AIM:
Lines containing the string "телевизора" are to be counted; report the total by itself.

*** RECORDS PROVIDED ***

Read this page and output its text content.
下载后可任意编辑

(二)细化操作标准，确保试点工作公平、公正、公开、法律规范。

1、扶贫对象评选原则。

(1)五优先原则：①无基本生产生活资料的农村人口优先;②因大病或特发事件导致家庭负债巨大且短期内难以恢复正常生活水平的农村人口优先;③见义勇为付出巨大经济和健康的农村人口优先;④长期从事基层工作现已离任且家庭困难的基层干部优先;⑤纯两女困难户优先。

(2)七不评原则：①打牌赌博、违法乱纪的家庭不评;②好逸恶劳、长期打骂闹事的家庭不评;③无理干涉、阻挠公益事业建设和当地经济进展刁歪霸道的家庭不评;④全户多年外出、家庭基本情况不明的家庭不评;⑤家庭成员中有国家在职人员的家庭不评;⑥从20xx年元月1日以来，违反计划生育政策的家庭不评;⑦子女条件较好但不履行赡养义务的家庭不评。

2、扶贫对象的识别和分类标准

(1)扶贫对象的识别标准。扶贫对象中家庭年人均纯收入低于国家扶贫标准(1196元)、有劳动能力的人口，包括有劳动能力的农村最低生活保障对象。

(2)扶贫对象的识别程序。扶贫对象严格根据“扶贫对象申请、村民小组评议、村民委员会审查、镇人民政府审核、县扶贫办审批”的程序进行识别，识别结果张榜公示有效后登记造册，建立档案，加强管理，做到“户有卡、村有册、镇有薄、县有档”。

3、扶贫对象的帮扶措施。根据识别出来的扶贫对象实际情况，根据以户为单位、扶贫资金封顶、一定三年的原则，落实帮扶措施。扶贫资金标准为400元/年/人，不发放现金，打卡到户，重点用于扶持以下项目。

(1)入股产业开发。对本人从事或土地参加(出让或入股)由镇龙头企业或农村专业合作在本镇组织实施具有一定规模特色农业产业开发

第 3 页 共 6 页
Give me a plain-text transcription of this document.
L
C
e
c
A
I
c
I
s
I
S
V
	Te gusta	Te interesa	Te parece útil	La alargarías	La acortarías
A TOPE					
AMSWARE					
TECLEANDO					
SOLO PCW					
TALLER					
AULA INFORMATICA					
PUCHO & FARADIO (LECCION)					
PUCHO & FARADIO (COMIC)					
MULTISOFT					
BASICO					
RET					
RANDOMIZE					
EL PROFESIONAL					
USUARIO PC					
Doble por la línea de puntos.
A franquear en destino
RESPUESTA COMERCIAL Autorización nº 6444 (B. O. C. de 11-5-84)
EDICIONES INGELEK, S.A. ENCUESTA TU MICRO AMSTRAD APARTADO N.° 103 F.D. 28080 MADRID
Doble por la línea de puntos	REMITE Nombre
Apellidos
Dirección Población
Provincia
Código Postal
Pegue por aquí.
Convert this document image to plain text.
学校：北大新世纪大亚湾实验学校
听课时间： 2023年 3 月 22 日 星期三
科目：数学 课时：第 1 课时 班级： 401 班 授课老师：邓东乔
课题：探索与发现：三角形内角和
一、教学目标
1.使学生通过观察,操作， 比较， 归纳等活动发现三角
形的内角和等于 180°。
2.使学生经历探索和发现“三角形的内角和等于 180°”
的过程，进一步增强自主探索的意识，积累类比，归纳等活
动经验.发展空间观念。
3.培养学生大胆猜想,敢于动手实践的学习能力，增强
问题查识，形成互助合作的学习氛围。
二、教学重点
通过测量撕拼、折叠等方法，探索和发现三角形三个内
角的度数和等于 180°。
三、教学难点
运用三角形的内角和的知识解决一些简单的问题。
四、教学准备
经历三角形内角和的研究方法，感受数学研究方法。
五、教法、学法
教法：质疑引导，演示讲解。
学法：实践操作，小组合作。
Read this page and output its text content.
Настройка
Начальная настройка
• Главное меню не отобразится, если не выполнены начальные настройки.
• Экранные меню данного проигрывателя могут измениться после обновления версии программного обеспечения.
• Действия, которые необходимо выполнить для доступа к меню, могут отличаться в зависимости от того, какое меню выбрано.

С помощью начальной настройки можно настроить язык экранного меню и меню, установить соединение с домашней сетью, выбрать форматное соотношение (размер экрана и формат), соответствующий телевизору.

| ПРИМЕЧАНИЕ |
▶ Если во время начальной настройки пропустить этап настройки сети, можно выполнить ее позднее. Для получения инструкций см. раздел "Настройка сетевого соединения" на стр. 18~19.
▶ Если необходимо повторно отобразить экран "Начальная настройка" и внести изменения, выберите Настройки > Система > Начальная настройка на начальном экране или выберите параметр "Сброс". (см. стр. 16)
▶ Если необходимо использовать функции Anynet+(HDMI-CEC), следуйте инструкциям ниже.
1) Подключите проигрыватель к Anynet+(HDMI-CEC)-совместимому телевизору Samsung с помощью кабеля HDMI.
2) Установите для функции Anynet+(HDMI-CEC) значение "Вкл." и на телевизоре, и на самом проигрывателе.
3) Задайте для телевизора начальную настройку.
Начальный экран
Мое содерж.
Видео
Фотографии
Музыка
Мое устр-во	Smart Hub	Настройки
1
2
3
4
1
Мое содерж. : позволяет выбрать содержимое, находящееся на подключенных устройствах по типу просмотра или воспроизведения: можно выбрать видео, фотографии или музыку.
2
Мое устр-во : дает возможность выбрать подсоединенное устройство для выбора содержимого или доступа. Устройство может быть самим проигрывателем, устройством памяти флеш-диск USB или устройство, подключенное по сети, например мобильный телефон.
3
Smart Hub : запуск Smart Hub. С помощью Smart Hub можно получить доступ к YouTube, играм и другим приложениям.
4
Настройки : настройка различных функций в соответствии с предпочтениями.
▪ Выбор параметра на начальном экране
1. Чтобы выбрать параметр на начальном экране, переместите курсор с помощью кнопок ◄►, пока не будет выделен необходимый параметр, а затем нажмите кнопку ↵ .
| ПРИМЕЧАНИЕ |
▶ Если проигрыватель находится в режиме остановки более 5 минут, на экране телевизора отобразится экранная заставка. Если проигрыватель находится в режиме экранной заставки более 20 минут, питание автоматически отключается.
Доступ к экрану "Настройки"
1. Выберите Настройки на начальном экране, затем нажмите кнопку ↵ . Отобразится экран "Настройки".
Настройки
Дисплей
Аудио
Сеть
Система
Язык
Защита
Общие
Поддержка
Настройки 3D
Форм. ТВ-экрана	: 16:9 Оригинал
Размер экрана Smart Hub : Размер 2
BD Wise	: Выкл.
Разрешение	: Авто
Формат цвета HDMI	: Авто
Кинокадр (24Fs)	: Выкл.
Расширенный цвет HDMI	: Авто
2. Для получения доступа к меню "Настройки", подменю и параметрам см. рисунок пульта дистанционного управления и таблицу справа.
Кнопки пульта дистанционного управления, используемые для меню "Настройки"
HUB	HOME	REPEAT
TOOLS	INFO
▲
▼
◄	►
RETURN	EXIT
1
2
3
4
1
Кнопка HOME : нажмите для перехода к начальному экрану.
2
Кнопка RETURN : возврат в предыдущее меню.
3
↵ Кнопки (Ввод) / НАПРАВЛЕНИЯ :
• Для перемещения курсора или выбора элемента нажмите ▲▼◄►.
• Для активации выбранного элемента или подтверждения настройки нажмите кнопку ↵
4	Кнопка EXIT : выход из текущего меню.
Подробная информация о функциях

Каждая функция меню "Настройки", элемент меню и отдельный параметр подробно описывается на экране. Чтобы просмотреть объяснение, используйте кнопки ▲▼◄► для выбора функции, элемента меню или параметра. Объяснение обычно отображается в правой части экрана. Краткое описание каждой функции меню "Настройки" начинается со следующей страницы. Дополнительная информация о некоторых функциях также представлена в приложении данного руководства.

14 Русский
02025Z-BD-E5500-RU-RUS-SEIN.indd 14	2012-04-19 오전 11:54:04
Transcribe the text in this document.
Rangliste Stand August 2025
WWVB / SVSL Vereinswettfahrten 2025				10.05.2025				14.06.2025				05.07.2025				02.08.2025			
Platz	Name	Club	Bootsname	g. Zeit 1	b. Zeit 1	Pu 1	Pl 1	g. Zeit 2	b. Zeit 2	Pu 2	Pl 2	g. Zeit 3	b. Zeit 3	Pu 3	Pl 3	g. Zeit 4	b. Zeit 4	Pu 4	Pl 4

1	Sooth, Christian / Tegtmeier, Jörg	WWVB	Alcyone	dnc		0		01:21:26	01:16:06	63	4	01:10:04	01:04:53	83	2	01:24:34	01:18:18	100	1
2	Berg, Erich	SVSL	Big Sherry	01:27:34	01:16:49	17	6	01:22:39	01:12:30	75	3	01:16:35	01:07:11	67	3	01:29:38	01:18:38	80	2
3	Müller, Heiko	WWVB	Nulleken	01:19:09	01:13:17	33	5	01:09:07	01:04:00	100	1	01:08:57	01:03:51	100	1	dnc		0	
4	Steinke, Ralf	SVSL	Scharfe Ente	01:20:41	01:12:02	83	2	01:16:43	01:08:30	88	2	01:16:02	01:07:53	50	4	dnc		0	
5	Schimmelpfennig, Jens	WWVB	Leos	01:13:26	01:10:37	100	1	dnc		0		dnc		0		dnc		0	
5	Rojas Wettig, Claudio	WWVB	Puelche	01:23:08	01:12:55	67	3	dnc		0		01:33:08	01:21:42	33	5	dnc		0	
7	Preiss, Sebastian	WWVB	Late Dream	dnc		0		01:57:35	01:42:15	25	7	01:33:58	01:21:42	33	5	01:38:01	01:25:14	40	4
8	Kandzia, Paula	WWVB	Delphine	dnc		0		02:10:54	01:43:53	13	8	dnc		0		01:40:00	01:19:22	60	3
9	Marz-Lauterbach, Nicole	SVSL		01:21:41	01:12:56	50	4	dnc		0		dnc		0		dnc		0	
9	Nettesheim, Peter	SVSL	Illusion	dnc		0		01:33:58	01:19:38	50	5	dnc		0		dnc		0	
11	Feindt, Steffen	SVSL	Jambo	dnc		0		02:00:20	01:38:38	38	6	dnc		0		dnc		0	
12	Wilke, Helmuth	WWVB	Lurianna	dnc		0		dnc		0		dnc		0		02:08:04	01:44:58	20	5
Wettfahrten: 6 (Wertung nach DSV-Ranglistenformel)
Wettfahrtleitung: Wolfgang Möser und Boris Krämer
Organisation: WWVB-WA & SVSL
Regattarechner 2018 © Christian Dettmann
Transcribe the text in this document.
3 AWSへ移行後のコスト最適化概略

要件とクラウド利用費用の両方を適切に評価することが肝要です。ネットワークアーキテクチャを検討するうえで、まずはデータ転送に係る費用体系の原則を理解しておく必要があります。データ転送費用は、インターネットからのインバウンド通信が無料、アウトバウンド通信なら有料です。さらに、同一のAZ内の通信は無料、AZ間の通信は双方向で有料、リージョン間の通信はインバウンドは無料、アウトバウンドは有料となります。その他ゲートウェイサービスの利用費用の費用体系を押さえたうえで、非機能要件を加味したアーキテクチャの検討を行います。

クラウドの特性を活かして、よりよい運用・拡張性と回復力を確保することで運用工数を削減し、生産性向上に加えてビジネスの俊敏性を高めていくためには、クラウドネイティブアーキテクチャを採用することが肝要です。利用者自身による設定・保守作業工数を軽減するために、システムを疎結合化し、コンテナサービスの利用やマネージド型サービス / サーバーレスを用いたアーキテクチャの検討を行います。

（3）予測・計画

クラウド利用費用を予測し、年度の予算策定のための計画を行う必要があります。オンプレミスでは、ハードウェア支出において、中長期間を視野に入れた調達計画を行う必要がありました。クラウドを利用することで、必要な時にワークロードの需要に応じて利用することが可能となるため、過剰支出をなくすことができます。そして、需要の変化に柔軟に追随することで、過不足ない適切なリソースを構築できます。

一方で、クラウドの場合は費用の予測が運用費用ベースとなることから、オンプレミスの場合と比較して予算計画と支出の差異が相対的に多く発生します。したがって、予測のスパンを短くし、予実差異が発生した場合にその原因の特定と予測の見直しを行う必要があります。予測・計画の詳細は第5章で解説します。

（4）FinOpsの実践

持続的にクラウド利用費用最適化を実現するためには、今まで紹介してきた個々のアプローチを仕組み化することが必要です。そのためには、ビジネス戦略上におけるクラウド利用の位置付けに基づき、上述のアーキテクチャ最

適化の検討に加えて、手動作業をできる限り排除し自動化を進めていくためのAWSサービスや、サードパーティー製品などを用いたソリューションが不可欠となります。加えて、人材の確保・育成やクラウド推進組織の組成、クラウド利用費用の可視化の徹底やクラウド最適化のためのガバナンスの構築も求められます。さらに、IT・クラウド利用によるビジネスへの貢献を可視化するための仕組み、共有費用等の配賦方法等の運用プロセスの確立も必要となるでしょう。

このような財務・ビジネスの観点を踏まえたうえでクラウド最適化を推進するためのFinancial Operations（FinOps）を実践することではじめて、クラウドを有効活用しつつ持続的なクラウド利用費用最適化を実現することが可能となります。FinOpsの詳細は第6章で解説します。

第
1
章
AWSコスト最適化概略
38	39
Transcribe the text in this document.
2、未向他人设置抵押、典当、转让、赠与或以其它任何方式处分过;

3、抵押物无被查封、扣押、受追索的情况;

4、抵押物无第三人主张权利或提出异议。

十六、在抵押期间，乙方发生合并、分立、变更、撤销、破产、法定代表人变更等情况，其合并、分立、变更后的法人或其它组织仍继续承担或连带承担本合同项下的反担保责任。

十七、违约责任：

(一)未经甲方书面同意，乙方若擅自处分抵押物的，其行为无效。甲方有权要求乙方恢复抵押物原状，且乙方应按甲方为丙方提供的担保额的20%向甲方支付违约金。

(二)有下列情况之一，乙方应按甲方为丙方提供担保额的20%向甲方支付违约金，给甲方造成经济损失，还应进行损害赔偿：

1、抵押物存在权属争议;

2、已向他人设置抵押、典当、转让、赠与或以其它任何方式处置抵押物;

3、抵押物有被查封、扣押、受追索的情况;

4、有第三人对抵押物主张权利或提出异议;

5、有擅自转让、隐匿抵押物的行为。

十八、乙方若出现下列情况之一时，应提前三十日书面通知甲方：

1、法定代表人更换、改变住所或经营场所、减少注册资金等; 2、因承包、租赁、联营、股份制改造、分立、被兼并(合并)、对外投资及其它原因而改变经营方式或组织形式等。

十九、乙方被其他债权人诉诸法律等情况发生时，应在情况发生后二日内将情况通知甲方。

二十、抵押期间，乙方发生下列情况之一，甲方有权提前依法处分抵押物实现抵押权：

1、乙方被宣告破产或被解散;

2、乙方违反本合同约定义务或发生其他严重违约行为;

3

***

SOLVED PROBLEM:
2